Segment Start: Material for this exercise

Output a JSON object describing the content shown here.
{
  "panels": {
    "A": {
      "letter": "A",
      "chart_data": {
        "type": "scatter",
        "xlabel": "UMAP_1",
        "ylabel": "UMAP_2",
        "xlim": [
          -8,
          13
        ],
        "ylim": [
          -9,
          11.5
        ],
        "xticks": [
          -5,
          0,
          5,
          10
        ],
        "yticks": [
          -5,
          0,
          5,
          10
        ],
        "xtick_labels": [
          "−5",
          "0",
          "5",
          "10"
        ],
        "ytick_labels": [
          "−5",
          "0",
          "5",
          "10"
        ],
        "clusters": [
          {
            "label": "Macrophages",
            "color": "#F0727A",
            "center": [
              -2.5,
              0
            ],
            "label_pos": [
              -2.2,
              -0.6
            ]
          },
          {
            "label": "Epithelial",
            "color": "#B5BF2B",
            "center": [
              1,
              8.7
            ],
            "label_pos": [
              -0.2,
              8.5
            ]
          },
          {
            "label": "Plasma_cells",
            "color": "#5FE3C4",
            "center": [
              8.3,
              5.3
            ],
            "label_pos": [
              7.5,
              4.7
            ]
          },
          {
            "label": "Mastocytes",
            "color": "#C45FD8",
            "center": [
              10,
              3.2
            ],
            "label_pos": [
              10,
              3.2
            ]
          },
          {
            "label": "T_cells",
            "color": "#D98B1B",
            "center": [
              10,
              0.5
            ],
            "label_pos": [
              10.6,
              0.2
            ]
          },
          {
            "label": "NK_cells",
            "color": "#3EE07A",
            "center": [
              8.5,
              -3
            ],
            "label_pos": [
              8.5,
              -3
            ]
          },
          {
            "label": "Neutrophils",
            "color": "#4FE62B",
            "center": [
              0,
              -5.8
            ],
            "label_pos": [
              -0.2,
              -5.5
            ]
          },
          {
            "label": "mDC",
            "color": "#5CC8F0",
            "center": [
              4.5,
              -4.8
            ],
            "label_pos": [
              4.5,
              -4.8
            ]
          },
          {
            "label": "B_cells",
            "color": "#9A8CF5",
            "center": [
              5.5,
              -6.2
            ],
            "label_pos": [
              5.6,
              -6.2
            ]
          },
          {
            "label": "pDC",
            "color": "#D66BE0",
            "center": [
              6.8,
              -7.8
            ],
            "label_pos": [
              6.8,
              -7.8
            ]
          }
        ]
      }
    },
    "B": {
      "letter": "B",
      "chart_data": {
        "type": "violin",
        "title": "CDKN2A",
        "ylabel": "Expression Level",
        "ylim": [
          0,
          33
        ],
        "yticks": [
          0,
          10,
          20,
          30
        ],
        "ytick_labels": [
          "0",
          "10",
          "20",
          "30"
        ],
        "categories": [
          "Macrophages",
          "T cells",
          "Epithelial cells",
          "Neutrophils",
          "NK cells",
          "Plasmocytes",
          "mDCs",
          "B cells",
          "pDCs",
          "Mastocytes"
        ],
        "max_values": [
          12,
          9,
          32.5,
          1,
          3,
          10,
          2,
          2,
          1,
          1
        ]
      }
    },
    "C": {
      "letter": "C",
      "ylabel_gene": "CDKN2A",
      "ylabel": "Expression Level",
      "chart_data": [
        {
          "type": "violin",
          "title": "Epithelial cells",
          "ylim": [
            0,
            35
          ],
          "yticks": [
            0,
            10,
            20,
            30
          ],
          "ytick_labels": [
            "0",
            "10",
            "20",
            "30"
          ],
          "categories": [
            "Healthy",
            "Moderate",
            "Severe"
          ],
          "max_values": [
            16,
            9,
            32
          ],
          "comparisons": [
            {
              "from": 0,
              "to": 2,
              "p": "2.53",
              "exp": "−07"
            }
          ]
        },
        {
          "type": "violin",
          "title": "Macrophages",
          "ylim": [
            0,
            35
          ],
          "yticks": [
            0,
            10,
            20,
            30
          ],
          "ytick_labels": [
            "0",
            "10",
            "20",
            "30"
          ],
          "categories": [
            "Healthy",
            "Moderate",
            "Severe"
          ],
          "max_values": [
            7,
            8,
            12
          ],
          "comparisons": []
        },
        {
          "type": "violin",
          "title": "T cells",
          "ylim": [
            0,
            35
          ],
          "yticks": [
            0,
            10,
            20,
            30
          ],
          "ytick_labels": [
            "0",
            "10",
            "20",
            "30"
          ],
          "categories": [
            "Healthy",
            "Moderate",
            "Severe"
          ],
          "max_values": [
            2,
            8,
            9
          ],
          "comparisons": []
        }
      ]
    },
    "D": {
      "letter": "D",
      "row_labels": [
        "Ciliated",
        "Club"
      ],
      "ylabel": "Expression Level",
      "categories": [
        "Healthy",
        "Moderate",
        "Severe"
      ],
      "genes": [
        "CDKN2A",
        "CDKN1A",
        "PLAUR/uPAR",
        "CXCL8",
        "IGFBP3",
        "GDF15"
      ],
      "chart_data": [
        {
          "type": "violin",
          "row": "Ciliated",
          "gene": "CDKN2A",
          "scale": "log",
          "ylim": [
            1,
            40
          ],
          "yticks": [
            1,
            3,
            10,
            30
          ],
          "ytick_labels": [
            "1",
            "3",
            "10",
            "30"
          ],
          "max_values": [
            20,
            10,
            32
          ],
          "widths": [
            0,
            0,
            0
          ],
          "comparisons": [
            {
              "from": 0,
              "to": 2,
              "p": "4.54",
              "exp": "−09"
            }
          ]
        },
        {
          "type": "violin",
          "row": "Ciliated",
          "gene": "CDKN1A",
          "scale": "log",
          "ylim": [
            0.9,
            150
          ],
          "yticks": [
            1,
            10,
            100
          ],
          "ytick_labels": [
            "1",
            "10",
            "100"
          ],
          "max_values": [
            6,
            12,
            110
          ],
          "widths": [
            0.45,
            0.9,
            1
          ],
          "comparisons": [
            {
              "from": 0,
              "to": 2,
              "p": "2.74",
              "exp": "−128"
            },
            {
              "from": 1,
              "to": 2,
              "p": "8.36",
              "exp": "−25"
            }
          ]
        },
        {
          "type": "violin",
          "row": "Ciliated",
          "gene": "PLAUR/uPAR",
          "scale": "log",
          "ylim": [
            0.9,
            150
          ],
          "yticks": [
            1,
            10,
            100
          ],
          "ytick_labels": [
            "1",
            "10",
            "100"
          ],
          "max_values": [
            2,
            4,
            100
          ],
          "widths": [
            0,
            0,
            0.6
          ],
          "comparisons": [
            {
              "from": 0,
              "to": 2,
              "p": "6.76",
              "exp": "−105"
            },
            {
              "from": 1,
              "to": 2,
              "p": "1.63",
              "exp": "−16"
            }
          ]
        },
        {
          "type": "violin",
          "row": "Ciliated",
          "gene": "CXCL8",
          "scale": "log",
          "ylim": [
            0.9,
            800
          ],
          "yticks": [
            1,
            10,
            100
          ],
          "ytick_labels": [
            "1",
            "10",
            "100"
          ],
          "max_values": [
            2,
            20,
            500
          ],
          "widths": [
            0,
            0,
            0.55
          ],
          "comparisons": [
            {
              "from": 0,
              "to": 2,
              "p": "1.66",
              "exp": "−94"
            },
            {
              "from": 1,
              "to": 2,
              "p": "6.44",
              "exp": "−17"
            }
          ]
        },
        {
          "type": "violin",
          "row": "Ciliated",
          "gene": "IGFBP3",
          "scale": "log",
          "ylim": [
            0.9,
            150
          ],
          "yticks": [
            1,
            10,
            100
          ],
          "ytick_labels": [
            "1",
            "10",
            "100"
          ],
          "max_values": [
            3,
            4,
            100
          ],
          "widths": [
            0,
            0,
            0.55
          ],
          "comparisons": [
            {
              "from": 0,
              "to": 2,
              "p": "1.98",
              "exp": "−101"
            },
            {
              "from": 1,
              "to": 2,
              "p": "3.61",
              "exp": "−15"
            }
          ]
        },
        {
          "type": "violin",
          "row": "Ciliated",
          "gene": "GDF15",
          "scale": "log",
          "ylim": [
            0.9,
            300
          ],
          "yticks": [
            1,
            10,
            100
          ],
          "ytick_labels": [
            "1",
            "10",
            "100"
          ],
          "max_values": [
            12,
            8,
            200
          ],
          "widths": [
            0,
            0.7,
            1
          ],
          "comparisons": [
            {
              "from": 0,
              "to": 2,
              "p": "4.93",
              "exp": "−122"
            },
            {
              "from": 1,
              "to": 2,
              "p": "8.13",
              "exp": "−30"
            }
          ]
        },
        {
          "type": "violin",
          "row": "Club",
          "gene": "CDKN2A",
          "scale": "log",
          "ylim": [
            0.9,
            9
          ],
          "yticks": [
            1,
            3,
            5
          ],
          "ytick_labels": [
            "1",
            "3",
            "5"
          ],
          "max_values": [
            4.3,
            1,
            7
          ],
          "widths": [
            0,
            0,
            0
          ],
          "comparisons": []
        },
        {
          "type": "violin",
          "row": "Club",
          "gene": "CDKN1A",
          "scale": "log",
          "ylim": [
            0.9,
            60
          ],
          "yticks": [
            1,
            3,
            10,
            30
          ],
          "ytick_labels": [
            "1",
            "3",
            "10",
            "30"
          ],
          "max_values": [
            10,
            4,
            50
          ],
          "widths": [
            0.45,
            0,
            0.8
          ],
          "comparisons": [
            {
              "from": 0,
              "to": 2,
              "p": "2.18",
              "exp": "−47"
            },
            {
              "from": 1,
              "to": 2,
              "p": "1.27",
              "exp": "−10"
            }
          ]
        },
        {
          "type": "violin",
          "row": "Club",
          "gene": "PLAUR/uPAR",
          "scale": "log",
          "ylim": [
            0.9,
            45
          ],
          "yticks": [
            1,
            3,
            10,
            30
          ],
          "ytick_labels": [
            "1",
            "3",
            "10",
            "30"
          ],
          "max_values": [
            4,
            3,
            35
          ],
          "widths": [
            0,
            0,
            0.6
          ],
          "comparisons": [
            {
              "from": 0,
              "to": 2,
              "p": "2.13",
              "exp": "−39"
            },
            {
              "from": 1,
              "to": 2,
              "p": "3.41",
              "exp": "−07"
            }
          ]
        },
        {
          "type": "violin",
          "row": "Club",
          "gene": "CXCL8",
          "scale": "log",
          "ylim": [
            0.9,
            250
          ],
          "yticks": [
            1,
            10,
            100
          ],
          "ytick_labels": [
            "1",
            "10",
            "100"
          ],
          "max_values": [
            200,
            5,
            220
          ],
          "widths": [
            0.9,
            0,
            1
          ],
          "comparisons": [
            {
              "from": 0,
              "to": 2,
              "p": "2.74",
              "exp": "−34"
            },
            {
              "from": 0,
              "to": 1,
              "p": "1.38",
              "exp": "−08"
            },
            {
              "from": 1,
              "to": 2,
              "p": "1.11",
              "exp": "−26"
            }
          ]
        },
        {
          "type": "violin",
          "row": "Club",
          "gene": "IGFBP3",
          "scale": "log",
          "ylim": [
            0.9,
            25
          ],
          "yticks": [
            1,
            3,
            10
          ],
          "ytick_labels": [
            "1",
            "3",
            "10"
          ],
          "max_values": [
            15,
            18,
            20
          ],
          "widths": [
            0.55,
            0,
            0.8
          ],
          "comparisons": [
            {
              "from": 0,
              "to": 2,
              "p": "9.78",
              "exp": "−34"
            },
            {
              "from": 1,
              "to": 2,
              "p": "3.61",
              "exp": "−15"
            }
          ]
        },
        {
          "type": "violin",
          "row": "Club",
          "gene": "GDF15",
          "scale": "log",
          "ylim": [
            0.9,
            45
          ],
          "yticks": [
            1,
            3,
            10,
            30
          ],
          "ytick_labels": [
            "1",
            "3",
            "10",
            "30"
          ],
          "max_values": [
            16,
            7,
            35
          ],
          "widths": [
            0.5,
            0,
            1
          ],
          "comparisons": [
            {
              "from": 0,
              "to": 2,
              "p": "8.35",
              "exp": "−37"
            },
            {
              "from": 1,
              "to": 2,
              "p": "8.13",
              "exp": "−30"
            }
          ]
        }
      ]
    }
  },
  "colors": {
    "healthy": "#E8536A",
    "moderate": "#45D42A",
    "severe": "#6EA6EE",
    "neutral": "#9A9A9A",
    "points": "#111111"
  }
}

Segment End: Material for this exercise

• **Your assignment**
Go through the entries above and count the lines holding the word "Macrophages"; write nothing but the number.

• **Worked solution**
3